*Problem to solve*: Copy out the entries exactly, from the first line to the last.

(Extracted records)
-- -- --

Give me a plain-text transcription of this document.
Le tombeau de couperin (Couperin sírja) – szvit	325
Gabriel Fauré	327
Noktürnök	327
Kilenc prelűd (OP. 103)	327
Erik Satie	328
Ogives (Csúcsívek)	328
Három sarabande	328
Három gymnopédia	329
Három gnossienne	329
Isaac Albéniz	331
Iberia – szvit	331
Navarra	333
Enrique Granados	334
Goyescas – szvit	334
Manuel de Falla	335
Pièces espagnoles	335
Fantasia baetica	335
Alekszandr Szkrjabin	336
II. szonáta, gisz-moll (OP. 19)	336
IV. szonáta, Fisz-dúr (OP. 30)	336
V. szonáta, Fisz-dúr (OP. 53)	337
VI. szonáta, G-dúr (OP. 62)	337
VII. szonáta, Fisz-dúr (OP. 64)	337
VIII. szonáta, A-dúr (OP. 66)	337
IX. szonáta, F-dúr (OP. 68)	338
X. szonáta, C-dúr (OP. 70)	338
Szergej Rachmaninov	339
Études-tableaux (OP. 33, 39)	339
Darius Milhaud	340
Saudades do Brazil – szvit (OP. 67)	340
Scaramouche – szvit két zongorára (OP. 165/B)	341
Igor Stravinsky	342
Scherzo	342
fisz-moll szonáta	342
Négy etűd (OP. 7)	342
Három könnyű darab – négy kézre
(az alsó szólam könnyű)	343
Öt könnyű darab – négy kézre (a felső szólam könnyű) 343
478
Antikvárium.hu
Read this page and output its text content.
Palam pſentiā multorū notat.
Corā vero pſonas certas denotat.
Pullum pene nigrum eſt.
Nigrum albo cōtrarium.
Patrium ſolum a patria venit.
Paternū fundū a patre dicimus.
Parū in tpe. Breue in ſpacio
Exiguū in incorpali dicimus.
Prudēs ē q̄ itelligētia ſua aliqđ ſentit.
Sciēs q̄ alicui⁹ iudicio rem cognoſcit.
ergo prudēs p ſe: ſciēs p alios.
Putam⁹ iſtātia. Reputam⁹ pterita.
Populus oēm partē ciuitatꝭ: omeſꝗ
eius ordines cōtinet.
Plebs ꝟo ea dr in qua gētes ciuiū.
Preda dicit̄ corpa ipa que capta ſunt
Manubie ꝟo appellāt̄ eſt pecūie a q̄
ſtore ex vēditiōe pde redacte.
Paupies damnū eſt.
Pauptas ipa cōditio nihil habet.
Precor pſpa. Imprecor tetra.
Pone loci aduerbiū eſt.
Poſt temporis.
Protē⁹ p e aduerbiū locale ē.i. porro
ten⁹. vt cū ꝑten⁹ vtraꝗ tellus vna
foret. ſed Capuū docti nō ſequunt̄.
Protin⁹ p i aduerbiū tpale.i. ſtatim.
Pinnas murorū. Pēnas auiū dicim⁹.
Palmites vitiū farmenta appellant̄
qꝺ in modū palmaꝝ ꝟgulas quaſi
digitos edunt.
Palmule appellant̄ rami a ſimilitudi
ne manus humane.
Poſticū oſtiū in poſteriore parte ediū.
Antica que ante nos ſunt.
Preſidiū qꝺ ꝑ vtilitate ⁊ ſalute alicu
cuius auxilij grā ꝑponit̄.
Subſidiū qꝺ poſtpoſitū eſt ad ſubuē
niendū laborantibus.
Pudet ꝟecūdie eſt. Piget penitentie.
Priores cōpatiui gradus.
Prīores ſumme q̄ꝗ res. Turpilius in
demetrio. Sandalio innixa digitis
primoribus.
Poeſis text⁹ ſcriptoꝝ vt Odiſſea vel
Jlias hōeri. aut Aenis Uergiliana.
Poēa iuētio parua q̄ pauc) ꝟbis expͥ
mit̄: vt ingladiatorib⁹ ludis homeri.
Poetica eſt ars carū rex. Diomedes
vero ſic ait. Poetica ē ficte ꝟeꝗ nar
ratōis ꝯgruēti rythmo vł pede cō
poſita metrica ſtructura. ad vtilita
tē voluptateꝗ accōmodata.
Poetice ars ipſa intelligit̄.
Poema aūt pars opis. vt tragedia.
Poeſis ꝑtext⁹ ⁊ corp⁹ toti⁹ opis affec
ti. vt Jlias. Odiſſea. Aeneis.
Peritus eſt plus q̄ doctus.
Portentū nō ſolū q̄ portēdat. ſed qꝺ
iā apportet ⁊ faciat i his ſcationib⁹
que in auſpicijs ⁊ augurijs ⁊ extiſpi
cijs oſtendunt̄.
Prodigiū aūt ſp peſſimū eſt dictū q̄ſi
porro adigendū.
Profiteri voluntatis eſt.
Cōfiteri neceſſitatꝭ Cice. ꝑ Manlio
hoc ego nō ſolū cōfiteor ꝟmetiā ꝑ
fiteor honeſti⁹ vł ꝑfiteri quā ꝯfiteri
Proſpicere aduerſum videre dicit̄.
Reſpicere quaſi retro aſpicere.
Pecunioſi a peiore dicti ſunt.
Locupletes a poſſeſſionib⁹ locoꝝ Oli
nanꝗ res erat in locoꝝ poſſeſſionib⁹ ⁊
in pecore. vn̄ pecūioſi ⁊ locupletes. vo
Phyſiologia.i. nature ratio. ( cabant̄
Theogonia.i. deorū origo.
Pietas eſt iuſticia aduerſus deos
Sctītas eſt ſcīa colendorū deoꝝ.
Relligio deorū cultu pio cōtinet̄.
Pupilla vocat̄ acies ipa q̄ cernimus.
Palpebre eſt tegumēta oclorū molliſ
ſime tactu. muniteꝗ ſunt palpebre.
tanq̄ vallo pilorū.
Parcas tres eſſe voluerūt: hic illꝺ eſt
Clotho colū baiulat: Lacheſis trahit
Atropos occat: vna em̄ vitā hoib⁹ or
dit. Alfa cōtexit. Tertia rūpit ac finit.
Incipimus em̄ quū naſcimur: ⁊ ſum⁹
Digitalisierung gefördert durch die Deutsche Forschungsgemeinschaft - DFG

-- -- --

*Response to this task*:
Give me a plain-text transcription of this document.
Le tombeau de couperin (Couperin sírja) – szvit	325
Gabriel Fauré	327
Noktürnök	327
Kilenc prelűd (OP. 103)	327
Erik Satie	328
Ogives (Csúcsívek)	328
Három sarabande	328
Három gymnopédia	329
Három gnossienne	329
Isaac Albéniz	331
Iberia – szvit	331
Navarra	333
Enrique Granados	334
Goyescas – szvit	334
Manuel de Falla	335
Pièces espagnoles	335
Fantasia baetica	335
Alekszandr Szkrjabin	336
II. szonáta, gisz-moll (OP. 19)	336
IV. szonáta, Fisz-dúr (OP. 30)	336
V. szonáta, Fisz-dúr (OP. 53)	337
VI. szonáta, G-dúr (OP. 62)	337
VII. szonáta, Fisz-dúr (OP. 64)	337
VIII. szonáta, A-dúr (OP. 66)	337
IX. szonáta, F-dúr (OP. 68)	338
X. szonáta, C-dúr (OP. 70)	338
Szergej Rachmaninov	339
Études-tableaux (OP. 33, 39)	339
Darius Milhaud	340
Saudades do Brazil – szvit (OP. 67)	340
Scaramouche – szvit két zongorára (OP. 165/B)	341
Igor Stravinsky	342
Scherzo	342
fisz-moll szonáta	342
Négy etűd (OP. 7)	342
Három könnyű darab – négy kézre
(az alsó szólam könnyű)	343
Öt könnyű darab – négy kézre (a felső szólam könnyű) 343
478
Antikvárium.hu
Read this page and output its text content.
Palam pſentiā multorū notat.
Corā vero pſonas certas denotat.
Pullum pene nigrum eſt.
Nigrum albo cōtrarium.
Patrium ſolum a patria venit.
Paternū fundū a patre dicimus.
Parū in tpe. Breue in ſpacio
Exiguū in incorpali dicimus.
Prudēs ē q̄ itelligētia ſua aliqđ ſentit.
Sciēs q̄ alicui⁹ iudicio rem cognoſcit.
ergo prudēs p ſe: ſciēs p alios.
Putam⁹ iſtātia. Reputam⁹ pterita.
Populus oēm partē ciuitatꝭ: omeſꝗ
eius ordines cōtinet.
Plebs ꝟo ea dr in qua gētes ciuiū.
Preda dicit̄ corpa ipa que capta ſunt
Manubie ꝟo appellāt̄ eſt pecūie a q̄
ſtore ex vēditiōe pde redacte.
Paupies damnū eſt.
Pauptas ipa cōditio nihil habet.
Precor pſpa. Imprecor tetra.
Pone loci aduerbiū eſt.
Poſt temporis.
Protē⁹ p e aduerbiū locale ē.i. porro
ten⁹. vt cū ꝑten⁹ vtraꝗ tellus vna
foret. ſed Capuū docti nō ſequunt̄.
Protin⁹ p i aduerbiū tpale.i. ſtatim.
Pinnas murorū. Pēnas auiū dicim⁹.
Palmites vitiū farmenta appellant̄
qꝺ in modū palmaꝝ ꝟgulas quaſi
digitos edunt.
Palmule appellant̄ rami a ſimilitudi
ne manus humane.
Poſticū oſtiū in poſteriore parte ediū.
Antica que ante nos ſunt.
Preſidiū qꝺ ꝑ vtilitate ⁊ ſalute alicu
cuius auxilij grā ꝑponit̄.
Subſidiū qꝺ poſtpoſitū eſt ad ſubuē
niendū laborantibus.
Pudet ꝟecūdie eſt. Piget penitentie.
Priores cōpatiui gradus.
Prīores ſumme q̄ꝗ res. Turpilius in
demetrio. Sandalio innixa digitis
primoribus.
Poeſis text⁹ ſcriptoꝝ vt Odiſſea vel
Jlias hōeri. aut Aenis Uergiliana.
Poēa iuētio parua q̄ pauc) ꝟbis expͥ
mit̄: vt ingladiatorib⁹ ludis homeri.
Poetica eſt ars carū rex. Diomedes
vero ſic ait. Poetica ē ficte ꝟeꝗ nar
ratōis ꝯgruēti rythmo vł pede cō
poſita metrica ſtructura. ad vtilita
tē voluptateꝗ accōmodata.
Poetice ars ipſa intelligit̄.
Poema aūt pars opis. vt tragedia.
Poeſis ꝑtext⁹ ⁊ corp⁹ toti⁹ opis affec
ti. vt Jlias. Odiſſea. Aeneis.
Peritus eſt plus q̄ doctus.
Portentū nō ſolū q̄ portēdat. ſed qꝺ
iā apportet ⁊ faciat i his ſcationib⁹
que in auſpicijs ⁊ augurijs ⁊ extiſpi
cijs oſtendunt̄.
Prodigiū aūt ſp peſſimū eſt dictū q̄ſi
porro adigendū.
Profiteri voluntatis eſt.
Cōfiteri neceſſitatꝭ Cice. ꝑ Manlio
hoc ego nō ſolū cōfiteor ꝟmetiā ꝑ
fiteor honeſti⁹ vł ꝑfiteri quā ꝯfiteri
Proſpicere aduerſum videre dicit̄.
Reſpicere quaſi retro aſpicere.
Pecunioſi a peiore dicti ſunt.
Locupletes a poſſeſſionib⁹ locoꝝ Oli
nanꝗ res erat in locoꝝ poſſeſſionib⁹ ⁊
in pecore. vn̄ pecūioſi ⁊ locupletes. vo
Phyſiologia.i. nature ratio. ( cabant̄
Theogonia.i. deorū origo.
Pietas eſt iuſticia aduerſus deos
Sctītas eſt ſcīa colendorū deoꝝ.
Relligio deorū cultu pio cōtinet̄.
Pupilla vocat̄ acies ipa q̄ cernimus.
Palpebre eſt tegumēta oclorū molliſ
ſime tactu. muniteꝗ ſunt palpebre.
tanq̄ vallo pilorū.
Parcas tres eſſe voluerūt: hic illꝺ eſt
Clotho colū baiulat: Lacheſis trahit
Atropos occat: vna em̄ vitā hoib⁹ or
dit. Alfa cōtexit. Tertia rūpit ac finit.
Incipimus em̄ quū naſcimur: ⁊ ſum⁹
Digitalisierung gefördert durch die Deutsche Forschungsgemeinschaft - DFG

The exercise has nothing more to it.